THE REQUEST: Copy each line in the data that includes the word "miring".

INPUT RECORDS:

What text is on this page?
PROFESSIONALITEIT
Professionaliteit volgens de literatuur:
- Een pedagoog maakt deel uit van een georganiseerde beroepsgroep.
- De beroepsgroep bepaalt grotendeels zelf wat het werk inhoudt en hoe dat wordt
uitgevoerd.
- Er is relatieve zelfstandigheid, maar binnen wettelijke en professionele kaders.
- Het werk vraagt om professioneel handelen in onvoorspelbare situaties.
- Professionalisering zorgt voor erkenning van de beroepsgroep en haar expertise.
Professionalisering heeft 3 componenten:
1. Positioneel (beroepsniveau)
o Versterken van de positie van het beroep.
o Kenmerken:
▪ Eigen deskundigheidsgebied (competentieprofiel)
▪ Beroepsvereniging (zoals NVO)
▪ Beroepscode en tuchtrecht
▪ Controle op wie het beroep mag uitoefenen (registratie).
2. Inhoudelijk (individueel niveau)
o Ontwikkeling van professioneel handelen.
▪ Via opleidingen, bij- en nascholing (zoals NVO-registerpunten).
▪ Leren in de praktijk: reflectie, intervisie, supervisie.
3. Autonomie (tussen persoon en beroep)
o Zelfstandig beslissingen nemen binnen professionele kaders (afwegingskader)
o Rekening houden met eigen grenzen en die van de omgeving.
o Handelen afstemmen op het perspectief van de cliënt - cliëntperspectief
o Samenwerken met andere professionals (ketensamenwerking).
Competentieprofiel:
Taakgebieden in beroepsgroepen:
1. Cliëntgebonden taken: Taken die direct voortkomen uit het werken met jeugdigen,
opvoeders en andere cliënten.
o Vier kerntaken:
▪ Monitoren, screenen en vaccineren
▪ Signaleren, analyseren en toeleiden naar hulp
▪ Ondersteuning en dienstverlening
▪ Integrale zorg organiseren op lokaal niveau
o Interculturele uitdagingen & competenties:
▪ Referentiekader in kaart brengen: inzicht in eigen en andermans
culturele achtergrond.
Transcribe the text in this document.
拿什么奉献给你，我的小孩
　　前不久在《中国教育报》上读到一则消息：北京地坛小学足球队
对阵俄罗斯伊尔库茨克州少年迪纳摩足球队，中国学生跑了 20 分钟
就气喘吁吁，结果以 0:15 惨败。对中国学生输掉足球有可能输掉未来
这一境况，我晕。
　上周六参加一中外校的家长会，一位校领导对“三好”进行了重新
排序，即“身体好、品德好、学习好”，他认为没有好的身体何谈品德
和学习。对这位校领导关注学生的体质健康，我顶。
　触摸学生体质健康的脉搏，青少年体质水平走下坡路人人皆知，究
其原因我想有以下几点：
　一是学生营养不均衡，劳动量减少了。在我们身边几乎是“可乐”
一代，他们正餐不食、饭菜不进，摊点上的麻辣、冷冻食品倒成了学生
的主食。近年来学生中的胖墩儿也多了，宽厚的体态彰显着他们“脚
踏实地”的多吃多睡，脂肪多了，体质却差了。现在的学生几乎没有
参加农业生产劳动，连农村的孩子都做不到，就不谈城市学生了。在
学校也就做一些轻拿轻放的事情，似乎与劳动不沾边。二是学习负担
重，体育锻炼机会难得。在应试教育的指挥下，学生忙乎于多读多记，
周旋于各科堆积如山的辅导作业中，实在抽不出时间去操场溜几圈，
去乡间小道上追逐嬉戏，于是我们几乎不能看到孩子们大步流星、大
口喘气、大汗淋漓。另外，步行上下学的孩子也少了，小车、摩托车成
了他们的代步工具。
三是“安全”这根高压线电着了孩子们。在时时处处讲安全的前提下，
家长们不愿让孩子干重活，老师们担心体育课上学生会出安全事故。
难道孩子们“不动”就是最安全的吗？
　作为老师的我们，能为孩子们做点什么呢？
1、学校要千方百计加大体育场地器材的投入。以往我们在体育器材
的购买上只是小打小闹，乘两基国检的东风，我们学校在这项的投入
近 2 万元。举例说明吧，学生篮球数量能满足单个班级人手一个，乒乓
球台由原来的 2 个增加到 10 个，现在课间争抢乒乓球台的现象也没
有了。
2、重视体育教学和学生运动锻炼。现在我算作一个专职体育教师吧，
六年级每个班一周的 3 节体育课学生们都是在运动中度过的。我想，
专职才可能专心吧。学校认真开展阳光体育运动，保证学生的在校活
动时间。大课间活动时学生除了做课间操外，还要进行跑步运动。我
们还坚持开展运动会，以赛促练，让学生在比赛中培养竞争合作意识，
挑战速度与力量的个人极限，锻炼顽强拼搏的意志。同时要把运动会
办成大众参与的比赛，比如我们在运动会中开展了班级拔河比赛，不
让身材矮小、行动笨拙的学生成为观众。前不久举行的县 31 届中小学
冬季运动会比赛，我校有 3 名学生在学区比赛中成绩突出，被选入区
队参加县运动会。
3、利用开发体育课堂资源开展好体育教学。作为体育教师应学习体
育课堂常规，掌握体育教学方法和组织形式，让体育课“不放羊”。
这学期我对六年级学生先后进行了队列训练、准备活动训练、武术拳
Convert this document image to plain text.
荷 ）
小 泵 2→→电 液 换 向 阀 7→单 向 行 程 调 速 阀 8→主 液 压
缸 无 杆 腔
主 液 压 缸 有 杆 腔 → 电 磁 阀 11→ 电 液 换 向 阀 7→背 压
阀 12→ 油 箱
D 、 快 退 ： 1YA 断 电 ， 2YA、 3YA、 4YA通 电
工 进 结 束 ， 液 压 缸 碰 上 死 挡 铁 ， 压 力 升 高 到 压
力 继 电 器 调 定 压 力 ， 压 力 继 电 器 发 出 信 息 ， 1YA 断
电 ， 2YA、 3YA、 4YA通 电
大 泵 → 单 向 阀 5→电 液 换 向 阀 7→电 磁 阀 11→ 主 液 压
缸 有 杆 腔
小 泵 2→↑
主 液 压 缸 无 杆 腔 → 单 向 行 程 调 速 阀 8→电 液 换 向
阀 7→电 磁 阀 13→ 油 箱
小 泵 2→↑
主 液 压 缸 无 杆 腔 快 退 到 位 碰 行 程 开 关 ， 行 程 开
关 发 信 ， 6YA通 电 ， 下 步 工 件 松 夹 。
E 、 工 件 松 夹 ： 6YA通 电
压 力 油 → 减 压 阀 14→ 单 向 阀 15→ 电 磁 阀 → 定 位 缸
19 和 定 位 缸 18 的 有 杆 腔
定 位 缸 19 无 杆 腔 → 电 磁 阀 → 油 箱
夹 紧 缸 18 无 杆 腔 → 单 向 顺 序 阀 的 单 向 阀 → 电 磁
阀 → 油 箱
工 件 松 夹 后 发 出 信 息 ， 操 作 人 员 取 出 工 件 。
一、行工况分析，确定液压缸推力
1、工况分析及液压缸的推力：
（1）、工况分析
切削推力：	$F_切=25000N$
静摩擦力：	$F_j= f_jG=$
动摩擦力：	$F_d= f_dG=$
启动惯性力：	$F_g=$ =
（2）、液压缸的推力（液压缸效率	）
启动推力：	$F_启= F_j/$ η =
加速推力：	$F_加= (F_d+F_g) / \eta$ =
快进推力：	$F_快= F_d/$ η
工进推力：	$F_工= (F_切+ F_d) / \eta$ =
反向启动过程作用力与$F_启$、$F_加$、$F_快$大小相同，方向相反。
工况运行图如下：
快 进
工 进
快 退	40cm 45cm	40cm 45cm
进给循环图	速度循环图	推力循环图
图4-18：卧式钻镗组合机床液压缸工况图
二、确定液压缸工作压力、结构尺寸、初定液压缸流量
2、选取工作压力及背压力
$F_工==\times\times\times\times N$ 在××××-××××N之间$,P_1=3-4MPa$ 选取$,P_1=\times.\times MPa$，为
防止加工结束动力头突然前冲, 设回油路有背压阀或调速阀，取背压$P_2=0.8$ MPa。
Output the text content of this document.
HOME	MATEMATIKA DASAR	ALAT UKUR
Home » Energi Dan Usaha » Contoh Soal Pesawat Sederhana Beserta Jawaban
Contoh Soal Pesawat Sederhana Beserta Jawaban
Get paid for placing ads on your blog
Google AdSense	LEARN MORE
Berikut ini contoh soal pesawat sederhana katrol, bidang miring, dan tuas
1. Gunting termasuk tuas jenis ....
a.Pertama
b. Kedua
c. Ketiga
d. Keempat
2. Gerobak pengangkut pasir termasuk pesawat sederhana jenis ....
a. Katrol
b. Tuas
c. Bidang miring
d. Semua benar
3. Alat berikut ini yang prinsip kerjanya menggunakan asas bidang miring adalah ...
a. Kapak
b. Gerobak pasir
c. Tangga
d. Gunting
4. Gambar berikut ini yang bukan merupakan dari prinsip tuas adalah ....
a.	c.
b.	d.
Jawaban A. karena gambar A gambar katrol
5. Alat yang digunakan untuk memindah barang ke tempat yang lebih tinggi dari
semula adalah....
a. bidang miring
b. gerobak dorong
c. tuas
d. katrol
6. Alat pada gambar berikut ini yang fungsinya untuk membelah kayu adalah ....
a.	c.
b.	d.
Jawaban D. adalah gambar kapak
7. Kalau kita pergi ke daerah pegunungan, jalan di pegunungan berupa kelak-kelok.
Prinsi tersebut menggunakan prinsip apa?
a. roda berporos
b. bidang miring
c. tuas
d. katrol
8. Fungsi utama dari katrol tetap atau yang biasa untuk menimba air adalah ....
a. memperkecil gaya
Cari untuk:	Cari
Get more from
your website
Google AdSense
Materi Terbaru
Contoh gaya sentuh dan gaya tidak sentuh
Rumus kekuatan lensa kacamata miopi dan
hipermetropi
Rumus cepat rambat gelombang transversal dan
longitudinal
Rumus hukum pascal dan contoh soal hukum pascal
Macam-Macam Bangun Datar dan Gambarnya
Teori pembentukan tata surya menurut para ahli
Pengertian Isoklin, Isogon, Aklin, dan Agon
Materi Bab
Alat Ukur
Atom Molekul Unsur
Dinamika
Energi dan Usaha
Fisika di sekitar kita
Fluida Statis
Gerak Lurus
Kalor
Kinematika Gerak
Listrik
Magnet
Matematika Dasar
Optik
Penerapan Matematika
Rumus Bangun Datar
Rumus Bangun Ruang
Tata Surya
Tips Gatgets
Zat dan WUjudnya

TASK SOLUTION:
Berikut ini contoh soal pesawat sederhana katrol, bidang miring, dan tuas
c. Bidang miring
3. Alat berikut ini yang prinsip kerjanya menggunakan asas bidang miring adalah ...
a. bidang miring
b. bidang miring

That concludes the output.